- [DATASET ROWS]:
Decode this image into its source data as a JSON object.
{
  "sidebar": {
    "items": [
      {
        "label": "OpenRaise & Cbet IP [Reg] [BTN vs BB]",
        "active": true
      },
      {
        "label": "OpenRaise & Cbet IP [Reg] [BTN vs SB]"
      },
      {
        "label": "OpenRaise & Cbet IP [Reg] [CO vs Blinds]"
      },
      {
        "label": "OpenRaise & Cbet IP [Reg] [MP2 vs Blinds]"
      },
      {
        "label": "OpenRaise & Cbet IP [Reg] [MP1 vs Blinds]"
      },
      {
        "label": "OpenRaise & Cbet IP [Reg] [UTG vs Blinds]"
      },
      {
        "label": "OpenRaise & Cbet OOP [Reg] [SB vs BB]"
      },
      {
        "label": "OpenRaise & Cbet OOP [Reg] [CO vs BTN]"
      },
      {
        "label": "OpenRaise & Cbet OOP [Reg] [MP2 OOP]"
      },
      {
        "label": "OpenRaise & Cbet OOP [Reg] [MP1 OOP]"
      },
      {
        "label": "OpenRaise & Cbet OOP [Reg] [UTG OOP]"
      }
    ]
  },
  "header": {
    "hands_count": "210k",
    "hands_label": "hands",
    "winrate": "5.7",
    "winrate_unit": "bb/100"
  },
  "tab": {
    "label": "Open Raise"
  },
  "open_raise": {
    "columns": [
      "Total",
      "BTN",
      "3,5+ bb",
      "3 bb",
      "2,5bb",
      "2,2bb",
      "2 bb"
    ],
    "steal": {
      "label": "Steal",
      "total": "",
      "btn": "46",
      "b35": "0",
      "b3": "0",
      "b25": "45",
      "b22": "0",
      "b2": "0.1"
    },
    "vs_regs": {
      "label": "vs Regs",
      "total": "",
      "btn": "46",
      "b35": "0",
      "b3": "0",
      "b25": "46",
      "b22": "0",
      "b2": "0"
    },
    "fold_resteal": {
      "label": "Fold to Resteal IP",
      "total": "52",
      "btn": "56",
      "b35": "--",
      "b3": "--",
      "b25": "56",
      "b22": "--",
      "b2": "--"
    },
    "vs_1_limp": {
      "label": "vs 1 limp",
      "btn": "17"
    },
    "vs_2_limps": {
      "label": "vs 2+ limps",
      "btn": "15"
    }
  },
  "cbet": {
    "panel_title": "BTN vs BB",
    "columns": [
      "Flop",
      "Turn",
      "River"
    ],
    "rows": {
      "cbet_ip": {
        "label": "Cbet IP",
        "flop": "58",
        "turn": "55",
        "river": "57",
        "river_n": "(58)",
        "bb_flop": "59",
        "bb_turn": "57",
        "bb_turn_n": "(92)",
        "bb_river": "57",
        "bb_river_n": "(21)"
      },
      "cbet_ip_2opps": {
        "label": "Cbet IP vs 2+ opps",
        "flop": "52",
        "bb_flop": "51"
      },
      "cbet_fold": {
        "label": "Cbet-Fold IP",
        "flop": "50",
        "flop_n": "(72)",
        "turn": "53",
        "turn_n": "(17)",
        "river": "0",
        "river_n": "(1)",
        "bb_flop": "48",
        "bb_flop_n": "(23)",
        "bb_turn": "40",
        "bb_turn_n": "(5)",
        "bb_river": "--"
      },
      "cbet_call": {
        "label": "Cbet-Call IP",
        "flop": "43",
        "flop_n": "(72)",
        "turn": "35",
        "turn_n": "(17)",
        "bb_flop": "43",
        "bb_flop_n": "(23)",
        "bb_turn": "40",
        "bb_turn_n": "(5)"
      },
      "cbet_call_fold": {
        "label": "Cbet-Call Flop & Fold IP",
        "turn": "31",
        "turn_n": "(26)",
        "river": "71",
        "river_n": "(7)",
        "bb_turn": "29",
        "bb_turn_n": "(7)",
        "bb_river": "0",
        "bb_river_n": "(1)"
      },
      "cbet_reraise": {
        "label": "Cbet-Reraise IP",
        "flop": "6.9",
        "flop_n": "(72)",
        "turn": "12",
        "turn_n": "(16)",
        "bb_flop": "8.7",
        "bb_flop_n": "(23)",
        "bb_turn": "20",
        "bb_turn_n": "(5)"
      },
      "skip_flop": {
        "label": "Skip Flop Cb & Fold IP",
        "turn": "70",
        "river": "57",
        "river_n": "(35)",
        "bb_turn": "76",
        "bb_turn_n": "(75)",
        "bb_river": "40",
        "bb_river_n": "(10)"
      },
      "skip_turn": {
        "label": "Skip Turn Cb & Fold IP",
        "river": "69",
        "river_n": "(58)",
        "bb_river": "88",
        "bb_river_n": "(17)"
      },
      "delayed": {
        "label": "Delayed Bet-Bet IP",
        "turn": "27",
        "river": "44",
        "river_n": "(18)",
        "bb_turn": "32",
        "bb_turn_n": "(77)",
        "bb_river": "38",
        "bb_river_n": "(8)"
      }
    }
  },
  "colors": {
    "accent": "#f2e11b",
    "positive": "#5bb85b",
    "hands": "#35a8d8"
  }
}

- [TASK TO COMPLETE]: Each line must be given again exactly as written above.

- [WRITTEN ANSWER]:
Decode this image into its source data as a JSON object.
{
  "sidebar": {
    "items": [
      {
        "label": "OpenRaise & Cbet IP [Reg] [BTN vs BB]",
        "active": true
      },
      {
        "label": "OpenRaise & Cbet IP [Reg] [BTN vs SB]"
      },
      {
        "label": "OpenRaise & Cbet IP [Reg] [CO vs Blinds]"
      },
      {
        "label": "OpenRaise & Cbet IP [Reg] [MP2 vs Blinds]"
      },
      {
        "label": "OpenRaise & Cbet IP [Reg] [MP1 vs Blinds]"
      },
      {
        "label": "OpenRaise & Cbet IP [Reg] [UTG vs Blinds]"
      },
      {
        "label": "OpenRaise & Cbet OOP [Reg] [SB vs BB]"
      },
      {
        "label": "OpenRaise & Cbet OOP [Reg] [CO vs BTN]"
      },
      {
        "label": "OpenRaise & Cbet OOP [Reg] [MP2 OOP]"
      },
      {
        "label": "OpenRaise & Cbet OOP [Reg] [MP1 OOP]"
      },
      {
        "label": "OpenRaise & Cbet OOP [Reg] [UTG OOP]"
      }
    ]
  },
  "header": {
    "hands_count": "210k",
    "hands_label": "hands",
    "winrate": "5.7",
    "winrate_unit": "bb/100"
  },
  "tab": {
    "label": "Open Raise"
  },
  "open_raise": {
    "columns": [
      "Total",
      "BTN",
      "3,5+ bb",
      "3 bb",
      "2,5bb",
      "2,2bb",
      "2 bb"
    ],
    "steal": {
      "label": "Steal",
      "total": "",
      "btn": "46",
      "b35": "0",
      "b3": "0",
      "b25": "45",
      "b22": "0",
      "b2": "0.1"
    },
    "vs_regs": {
      "label": "vs Regs",
      "total": "",
      "btn": "46",
      "b35": "0",
      "b3": "0",
      "b25": "46",
      "b22": "0",
      "b2": "0"
    },
    "fold_resteal": {
      "label": "Fold to Resteal IP",
      "total": "52",
      "btn": "56",
      "b35": "--",
      "b3": "--",
      "b25": "56",
      "b22": "--",
      "b2": "--"
    },
    "vs_1_limp": {
      "label": "vs 1 limp",
      "btn": "17"
    },
    "vs_2_limps": {
      "label": "vs 2+ limps",
      "btn": "15"
    }
  },
  "cbet": {
    "panel_title": "BTN vs BB",
    "columns": [
      "Flop",
      "Turn",
      "River"
    ],
    "rows": {
      "cbet_ip": {
        "label": "Cbet IP",
        "flop": "58",
        "turn": "55",
        "river": "57",
        "river_n": "(58)",
        "bb_flop": "59",
        "bb_turn": "57",
        "bb_turn_n": "(92)",
        "bb_river": "57",
        "bb_river_n": "(21)"
      },
      "cbet_ip_2opps": {
        "label": "Cbet IP vs 2+ opps",
        "flop": "52",
        "bb_flop": "51"
      },
      "cbet_fold": {
        "label": "Cbet-Fold IP",
        "flop": "50",
        "flop_n": "(72)",
        "turn": "53",
        "turn_n": "(17)",
        "river": "0",
        "river_n": "(1)",
        "bb_flop": "48",
        "bb_flop_n": "(23)",
        "bb_turn": "40",
        "bb_turn_n": "(5)",
        "bb_river": "--"
      },
      "cbet_call": {
        "label": "Cbet-Call IP",
        "flop": "43",
        "flop_n": "(72)",
        "turn": "35",
        "turn_n": "(17)",
        "bb_flop": "43",
        "bb_flop_n": "(23)",
        "bb_turn": "40",
        "bb_turn_n": "(5)"
      },
      "cbet_call_fold": {
        "label": "Cbet-Call Flop & Fold IP",
        "turn": "31",
        "turn_n": "(26)",
        "river": "71",
        "river_n": "(7)",
        "bb_turn": "29",
        "bb_turn_n": "(7)",
        "bb_river": "0",
        "bb_river_n": "(1)"
      },
      "cbet_reraise": {
        "label": "Cbet-Reraise IP",
        "flop": "6.9",
        "flop_n": "(72)",
        "turn": "12",
        "turn_n": "(16)",
        "bb_flop": "8.7",
        "bb_flop_n": "(23)",
        "bb_turn": "20",
        "bb_turn_n": "(5)"
      },
      "skip_flop": {
        "label": "Skip Flop Cb & Fold IP",
        "turn": "70",
        "river": "57",
        "river_n": "(35)",
        "bb_turn": "76",
        "bb_turn_n": "(75)",
        "bb_river": "40",
        "bb_river_n": "(10)"
      },
      "skip_turn": {
        "label": "Skip Turn Cb & Fold IP",
        "river": "69",
        "river_n": "(58)",
        "bb_river": "88",
        "bb_river_n": "(17)"
      },
      "delayed": {
        "label": "Delayed Bet-Bet IP",
        "turn": "27",
        "river": "44",
        "river_n": "(18)",
        "bb_turn": "32",
        "bb_turn_n": "(77)",
        "bb_river": "38",
        "bb_river_n": "(8)"
      }
    }
  },
  "colors": {
    "accent": "#f2e11b",
    "positive": "#5bb85b",
    "hands": "#35a8d8"
  }
}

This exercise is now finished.